__Problem requirements__. Copy every row below verbatim, leaving out the pictures.

__Provided entries__.
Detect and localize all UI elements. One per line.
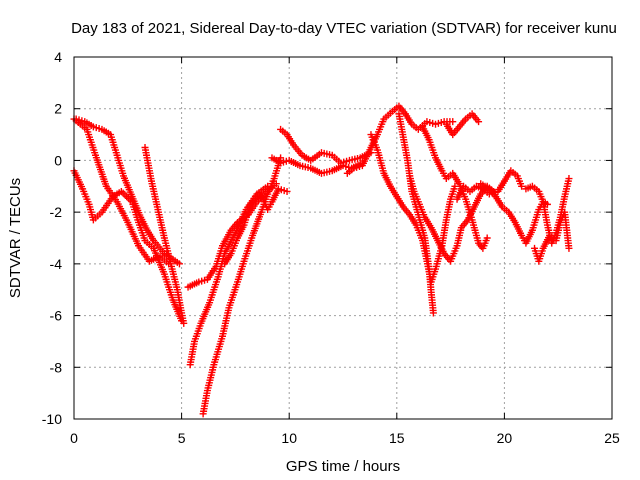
y-tick-label: 2 xyxy=(54,101,62,117)
data-point xyxy=(483,234,491,242)
series-track-18 xyxy=(477,180,551,247)
data-point xyxy=(175,260,183,268)
series-track-4 xyxy=(141,144,188,327)
data-point xyxy=(272,180,280,188)
y-axis-label: SDTVAR / TECUs xyxy=(7,178,24,298)
series-track-3 xyxy=(70,167,186,325)
x-tick-label: 15 xyxy=(389,430,405,446)
data-point xyxy=(429,309,437,317)
series-track-17 xyxy=(453,167,526,203)
plot-frame xyxy=(73,56,613,420)
x-tick-label: 5 xyxy=(178,430,186,446)
series-track-6 xyxy=(199,154,285,418)
data-point xyxy=(283,187,291,195)
series-track-14 xyxy=(406,172,498,265)
series-track-20 xyxy=(531,208,573,265)
x-axis-label: GPS time / hours xyxy=(286,458,400,475)
y-tick-label: 4 xyxy=(54,49,62,65)
x-tick-label: 0 xyxy=(70,430,78,446)
chart-title: Day 183 of 2021, Sidereal Day-to-day VTE… xyxy=(71,20,617,37)
y-tick-label: 0 xyxy=(54,152,62,168)
series-track-5 xyxy=(186,182,272,369)
data-point xyxy=(518,182,526,190)
series-track-9 xyxy=(277,125,375,167)
data-point xyxy=(449,118,457,126)
data-point xyxy=(180,319,188,327)
series-track-11 xyxy=(343,102,457,177)
series-track-8 xyxy=(221,185,291,268)
y-tick-label: -8 xyxy=(50,359,63,375)
series-track-16 xyxy=(442,110,483,139)
series-track-12 xyxy=(367,131,459,286)
y-tick-label: -2 xyxy=(50,204,63,220)
grid-lines xyxy=(74,57,612,419)
data-point xyxy=(565,244,573,252)
x-tick-label: 20 xyxy=(497,430,513,446)
series-track-15 xyxy=(419,123,491,252)
data-point xyxy=(565,175,573,183)
y-tick-label: -4 xyxy=(50,256,63,272)
axis-ticks: 0 5 10 15 20 25 -10 -8 -6 -4 -2 0 2 4 xyxy=(42,49,620,446)
data-point xyxy=(475,118,483,126)
x-tick-label: 10 xyxy=(281,430,297,446)
y-tick-label: -6 xyxy=(50,308,63,324)
y-tick-label: -10 xyxy=(42,411,62,427)
series-track-7 xyxy=(184,180,280,291)
data-markers xyxy=(70,102,573,418)
x-tick-label: 25 xyxy=(604,430,620,446)
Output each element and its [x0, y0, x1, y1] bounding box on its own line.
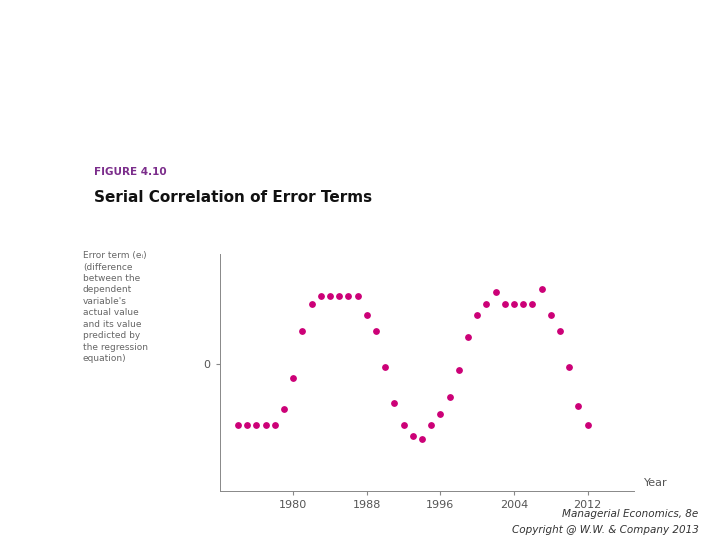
Point [278, 404, 289, 413]
Point [333, 292, 345, 300]
Point [260, 421, 271, 429]
Point [324, 292, 336, 300]
Text: Year: Year [644, 478, 668, 488]
Point [554, 327, 566, 335]
Point [407, 432, 418, 441]
Point [343, 292, 354, 300]
Point [426, 421, 437, 429]
Point [379, 362, 391, 371]
Point [352, 292, 364, 300]
Point [572, 402, 584, 410]
Point [306, 299, 318, 308]
Point [389, 399, 400, 407]
Point [536, 285, 547, 293]
Point [370, 327, 382, 335]
Point [444, 393, 455, 402]
Text: Managerial Economics, 8e: Managerial Economics, 8e [562, 509, 698, 519]
Point [508, 299, 520, 308]
Point [472, 310, 483, 319]
Point [435, 410, 446, 418]
Point [518, 299, 529, 308]
Point [582, 421, 593, 429]
Point [269, 421, 281, 429]
Text: Copyright @ W.W. & Company 2013: Copyright @ W.W. & Company 2013 [511, 524, 698, 535]
Text: Serial Correlation of Error Terms: Serial Correlation of Error Terms [94, 190, 372, 205]
Text: (CONT'D): (CONT'D) [300, 111, 420, 135]
Text: FIGURE 4.10: FIGURE 4.10 [94, 167, 166, 178]
Point [398, 421, 410, 429]
Point [462, 332, 474, 341]
Point [481, 299, 492, 308]
Point [545, 310, 557, 319]
Point [526, 299, 538, 308]
Point [241, 421, 253, 429]
Point [499, 299, 510, 308]
Point [490, 288, 501, 297]
Point [453, 366, 464, 374]
Point [315, 292, 327, 300]
Text: Error term (eᵢ)
(difference
between the
dependent
variable's
actual value
and it: Error term (eᵢ) (difference between the … [83, 251, 148, 363]
Point [361, 310, 372, 319]
Point [564, 362, 575, 371]
Point [297, 327, 308, 335]
Point [251, 421, 262, 429]
Point [233, 421, 244, 429]
Text: SERIAL CORRELATION OF ERROR TERMS: SERIAL CORRELATION OF ERROR TERMS [95, 55, 625, 79]
Point [287, 373, 299, 382]
Point [416, 435, 428, 444]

__Correct answer__.
Detect and localize all UI elements. One per line.
y-tick-label: 2 xyxy=(54,101,62,117)
data-point xyxy=(483,234,491,242)
series-track-18 xyxy=(477,180,551,247)
data-point xyxy=(175,260,183,268)
series-track-4 xyxy=(141,144,188,327)
data-point xyxy=(272,180,280,188)
y-axis-label: SDTVAR / TECUs xyxy=(7,178,24,298)
series-track-3 xyxy=(70,167,186,325)
x-tick-label: 15 xyxy=(389,430,405,446)
data-point xyxy=(429,309,437,317)
series-track-17 xyxy=(453,167,526,203)
plot-frame xyxy=(73,56,613,420)
x-tick-label: 5 xyxy=(178,430,186,446)
series-track-6 xyxy=(199,154,285,418)
data-point xyxy=(283,187,291,195)
series-track-14 xyxy=(406,172,498,265)
series-track-20 xyxy=(531,208,573,265)
x-axis-label: GPS time / hours xyxy=(286,458,400,475)
y-tick-label: 4 xyxy=(54,49,62,65)
x-tick-label: 0 xyxy=(70,430,78,446)
chart-title: Day 183 of 2021, Sidereal Day-to-day VTE… xyxy=(71,20,617,37)
y-tick-label: 0 xyxy=(54,152,62,168)
series-track-5 xyxy=(186,182,272,369)
data-point xyxy=(518,182,526,190)
series-track-9 xyxy=(277,125,375,167)
data-point xyxy=(449,118,457,126)
data-point xyxy=(180,319,188,327)
series-track-11 xyxy=(343,102,457,177)
series-track-8 xyxy=(221,185,291,268)
y-tick-label: -8 xyxy=(50,359,63,375)
series-track-16 xyxy=(442,110,483,139)
series-track-12 xyxy=(367,131,459,286)
y-tick-label: -2 xyxy=(50,204,63,220)
grid-lines xyxy=(74,57,612,419)
data-point xyxy=(565,244,573,252)
x-tick-label: 20 xyxy=(497,430,513,446)
series-track-15 xyxy=(419,123,491,252)
data-point xyxy=(565,175,573,183)
y-tick-label: -4 xyxy=(50,256,63,272)
axis-ticks: 0 5 10 15 20 25 -10 -8 -6 -4 -2 0 2 4 xyxy=(42,49,620,446)
data-point xyxy=(475,118,483,126)
x-tick-label: 10 xyxy=(281,430,297,446)
y-tick-label: -6 xyxy=(50,308,63,324)
y-tick-label: -10 xyxy=(42,411,62,427)
series-track-7 xyxy=(184,180,280,291)
data-markers xyxy=(70,102,573,418)
x-tick-label: 25 xyxy=(604,430,620,446)
Output each element and its [x0, y0, x1, y1] bounding box on its own line.
Point [278, 404, 289, 413]
Point [333, 292, 345, 300]
Point [260, 421, 271, 429]
Point [324, 292, 336, 300]
Text: Year: Year [644, 478, 668, 488]
Point [554, 327, 566, 335]
Point [407, 432, 418, 441]
Point [343, 292, 354, 300]
Point [426, 421, 437, 429]
Point [379, 362, 391, 371]
Point [352, 292, 364, 300]
Point [572, 402, 584, 410]
Point [306, 299, 318, 308]
Point [389, 399, 400, 407]
Point [536, 285, 547, 293]
Point [370, 327, 382, 335]
Point [444, 393, 455, 402]
Text: Managerial Economics, 8e: Managerial Economics, 8e [562, 509, 698, 519]
Point [508, 299, 520, 308]
Point [472, 310, 483, 319]
Point [435, 410, 446, 418]
Point [518, 299, 529, 308]
Point [582, 421, 593, 429]
Point [269, 421, 281, 429]
Text: Copyright @ W.W. & Company 2013: Copyright @ W.W. & Company 2013 [511, 524, 698, 535]
Text: Serial Correlation of Error Terms: Serial Correlation of Error Terms [94, 190, 372, 205]
Text: (CONT'D): (CONT'D) [300, 111, 420, 135]
Text: FIGURE 4.10: FIGURE 4.10 [94, 167, 166, 178]
Point [398, 421, 410, 429]
Point [462, 332, 474, 341]
Point [481, 299, 492, 308]
Point [545, 310, 557, 319]
Point [526, 299, 538, 308]
Point [241, 421, 253, 429]
Point [499, 299, 510, 308]
Point [490, 288, 501, 297]
Point [453, 366, 464, 374]
Point [315, 292, 327, 300]
Text: Error term (eᵢ)
(difference
between the
dependent
variable's
actual value
and it: Error term (eᵢ) (difference between the … [83, 251, 148, 363]
Point [361, 310, 372, 319]
Point [564, 362, 575, 371]
Point [297, 327, 308, 335]
Point [251, 421, 262, 429]
Point [233, 421, 244, 429]
Text: SERIAL CORRELATION OF ERROR TERMS: SERIAL CORRELATION OF ERROR TERMS [95, 55, 625, 79]
Point [287, 373, 299, 382]
Point [416, 435, 428, 444]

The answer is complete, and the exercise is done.